SET PROBLEM: Work out how many lines hold "Keuangan". Give the number and nothing else.

MATERIAL TO PROCESS:
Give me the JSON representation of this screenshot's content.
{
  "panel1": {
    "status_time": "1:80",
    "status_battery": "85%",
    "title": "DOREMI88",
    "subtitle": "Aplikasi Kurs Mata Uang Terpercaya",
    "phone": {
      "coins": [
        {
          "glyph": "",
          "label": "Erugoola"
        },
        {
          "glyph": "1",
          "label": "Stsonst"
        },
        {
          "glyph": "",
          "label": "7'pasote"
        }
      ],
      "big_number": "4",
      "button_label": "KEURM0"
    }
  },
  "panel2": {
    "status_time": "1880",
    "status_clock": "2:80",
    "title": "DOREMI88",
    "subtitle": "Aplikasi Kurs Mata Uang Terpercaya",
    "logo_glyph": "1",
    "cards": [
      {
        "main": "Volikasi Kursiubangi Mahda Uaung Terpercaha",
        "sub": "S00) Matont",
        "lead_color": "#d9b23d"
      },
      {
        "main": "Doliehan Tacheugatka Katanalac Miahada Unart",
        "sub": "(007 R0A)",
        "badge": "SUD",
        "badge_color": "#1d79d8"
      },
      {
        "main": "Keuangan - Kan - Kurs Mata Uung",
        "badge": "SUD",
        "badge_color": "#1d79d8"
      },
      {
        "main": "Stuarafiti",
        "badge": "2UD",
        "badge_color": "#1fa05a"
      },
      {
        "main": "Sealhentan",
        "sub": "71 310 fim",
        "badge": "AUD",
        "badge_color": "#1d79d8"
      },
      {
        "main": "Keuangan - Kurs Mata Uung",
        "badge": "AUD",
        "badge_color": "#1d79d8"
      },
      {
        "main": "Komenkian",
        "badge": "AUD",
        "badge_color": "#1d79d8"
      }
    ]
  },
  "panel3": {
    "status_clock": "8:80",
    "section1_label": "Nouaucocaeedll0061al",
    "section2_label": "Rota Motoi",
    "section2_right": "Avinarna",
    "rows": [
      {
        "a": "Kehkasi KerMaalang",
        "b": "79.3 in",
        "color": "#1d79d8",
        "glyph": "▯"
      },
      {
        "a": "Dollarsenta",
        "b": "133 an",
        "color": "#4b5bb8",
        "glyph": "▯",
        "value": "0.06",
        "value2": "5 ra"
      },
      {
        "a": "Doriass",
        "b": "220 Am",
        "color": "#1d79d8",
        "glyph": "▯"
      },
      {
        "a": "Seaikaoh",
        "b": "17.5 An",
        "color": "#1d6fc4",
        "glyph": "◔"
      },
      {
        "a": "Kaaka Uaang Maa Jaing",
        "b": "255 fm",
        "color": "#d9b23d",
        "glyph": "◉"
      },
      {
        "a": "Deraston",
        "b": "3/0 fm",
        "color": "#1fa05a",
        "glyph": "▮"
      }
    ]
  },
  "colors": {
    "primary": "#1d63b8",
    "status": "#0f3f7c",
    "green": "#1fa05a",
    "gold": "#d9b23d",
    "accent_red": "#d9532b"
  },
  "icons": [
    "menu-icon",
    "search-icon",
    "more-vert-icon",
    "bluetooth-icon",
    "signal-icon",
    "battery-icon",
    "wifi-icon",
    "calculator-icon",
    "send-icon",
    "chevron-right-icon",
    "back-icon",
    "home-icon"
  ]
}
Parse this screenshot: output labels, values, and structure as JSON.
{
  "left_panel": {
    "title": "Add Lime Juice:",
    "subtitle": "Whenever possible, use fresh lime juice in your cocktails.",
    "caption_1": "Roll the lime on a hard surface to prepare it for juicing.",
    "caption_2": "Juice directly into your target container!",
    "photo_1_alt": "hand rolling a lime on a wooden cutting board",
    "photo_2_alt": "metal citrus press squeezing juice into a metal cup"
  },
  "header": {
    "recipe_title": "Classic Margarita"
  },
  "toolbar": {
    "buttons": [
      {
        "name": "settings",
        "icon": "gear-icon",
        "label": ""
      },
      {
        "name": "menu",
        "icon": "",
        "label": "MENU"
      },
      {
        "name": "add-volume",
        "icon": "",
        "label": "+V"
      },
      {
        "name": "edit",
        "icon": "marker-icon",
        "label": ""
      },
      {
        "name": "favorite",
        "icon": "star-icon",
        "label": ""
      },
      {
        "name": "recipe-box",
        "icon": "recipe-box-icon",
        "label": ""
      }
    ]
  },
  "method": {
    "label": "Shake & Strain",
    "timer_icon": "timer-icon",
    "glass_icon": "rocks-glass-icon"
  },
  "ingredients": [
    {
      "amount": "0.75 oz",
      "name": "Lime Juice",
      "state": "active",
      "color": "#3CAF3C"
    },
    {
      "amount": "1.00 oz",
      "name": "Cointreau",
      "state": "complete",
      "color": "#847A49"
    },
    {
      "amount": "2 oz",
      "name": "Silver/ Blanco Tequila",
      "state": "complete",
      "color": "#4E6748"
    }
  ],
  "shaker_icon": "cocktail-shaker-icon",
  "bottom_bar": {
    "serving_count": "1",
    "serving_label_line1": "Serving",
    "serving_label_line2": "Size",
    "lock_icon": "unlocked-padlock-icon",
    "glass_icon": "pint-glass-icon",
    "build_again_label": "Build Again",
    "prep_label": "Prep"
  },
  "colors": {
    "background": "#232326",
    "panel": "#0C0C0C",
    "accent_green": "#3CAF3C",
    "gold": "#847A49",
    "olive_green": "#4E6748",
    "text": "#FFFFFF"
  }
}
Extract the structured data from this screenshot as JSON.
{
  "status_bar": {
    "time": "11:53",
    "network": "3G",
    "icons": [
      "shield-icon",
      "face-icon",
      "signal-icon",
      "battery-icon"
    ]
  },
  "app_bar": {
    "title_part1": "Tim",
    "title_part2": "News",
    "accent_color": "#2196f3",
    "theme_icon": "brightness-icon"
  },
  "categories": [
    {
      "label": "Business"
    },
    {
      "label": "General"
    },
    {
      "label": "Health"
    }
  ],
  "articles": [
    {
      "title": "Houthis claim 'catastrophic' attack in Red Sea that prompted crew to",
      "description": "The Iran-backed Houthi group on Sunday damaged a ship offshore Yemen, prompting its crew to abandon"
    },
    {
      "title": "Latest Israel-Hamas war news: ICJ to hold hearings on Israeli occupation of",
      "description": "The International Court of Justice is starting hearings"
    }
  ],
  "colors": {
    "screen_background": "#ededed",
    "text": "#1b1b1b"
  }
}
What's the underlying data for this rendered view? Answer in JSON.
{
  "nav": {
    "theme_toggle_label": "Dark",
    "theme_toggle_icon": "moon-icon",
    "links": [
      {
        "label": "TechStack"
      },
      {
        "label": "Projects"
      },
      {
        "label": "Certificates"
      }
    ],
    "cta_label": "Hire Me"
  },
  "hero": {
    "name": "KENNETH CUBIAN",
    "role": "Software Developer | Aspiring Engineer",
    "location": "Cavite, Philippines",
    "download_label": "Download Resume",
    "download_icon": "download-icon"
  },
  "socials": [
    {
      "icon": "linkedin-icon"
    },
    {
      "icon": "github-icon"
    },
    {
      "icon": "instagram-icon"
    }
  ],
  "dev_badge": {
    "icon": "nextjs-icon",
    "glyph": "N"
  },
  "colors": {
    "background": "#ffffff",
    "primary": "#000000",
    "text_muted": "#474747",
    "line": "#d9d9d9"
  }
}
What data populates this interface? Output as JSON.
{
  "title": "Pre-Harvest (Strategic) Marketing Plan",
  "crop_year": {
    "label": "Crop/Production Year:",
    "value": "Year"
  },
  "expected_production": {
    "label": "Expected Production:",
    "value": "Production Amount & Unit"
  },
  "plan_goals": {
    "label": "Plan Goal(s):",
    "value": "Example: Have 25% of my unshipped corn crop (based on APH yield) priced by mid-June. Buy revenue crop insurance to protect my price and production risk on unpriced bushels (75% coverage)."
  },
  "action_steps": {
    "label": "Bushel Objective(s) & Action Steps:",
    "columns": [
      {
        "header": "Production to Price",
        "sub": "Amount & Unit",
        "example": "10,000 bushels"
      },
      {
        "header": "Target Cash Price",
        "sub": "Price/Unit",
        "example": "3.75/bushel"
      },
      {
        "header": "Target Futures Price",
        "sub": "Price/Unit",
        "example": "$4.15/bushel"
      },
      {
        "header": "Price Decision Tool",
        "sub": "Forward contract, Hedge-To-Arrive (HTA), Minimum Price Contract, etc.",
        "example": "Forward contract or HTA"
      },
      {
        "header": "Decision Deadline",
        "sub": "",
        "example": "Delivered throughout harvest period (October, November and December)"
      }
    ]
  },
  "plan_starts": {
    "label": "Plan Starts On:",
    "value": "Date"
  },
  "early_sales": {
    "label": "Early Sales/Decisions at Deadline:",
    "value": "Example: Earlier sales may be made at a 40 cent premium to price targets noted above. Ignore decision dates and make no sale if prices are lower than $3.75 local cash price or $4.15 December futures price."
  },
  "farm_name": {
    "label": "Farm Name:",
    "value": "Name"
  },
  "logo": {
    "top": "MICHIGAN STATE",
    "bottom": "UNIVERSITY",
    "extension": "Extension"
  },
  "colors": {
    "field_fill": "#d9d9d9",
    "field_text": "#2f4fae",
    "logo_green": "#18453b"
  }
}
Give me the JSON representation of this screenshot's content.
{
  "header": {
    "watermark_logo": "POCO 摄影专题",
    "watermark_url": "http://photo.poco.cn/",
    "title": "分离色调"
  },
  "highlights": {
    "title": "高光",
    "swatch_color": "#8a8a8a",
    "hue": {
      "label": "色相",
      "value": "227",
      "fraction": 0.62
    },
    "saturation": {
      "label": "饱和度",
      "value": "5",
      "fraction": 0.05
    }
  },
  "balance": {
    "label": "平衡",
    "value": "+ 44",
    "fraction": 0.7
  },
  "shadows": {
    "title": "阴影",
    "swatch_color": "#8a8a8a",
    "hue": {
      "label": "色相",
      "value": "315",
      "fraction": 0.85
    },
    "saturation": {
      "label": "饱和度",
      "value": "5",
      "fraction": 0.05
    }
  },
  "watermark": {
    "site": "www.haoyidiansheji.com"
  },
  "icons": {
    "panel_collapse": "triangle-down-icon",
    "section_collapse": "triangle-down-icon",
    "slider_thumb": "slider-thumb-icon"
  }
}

RESPONSE TO THIS TASK: 2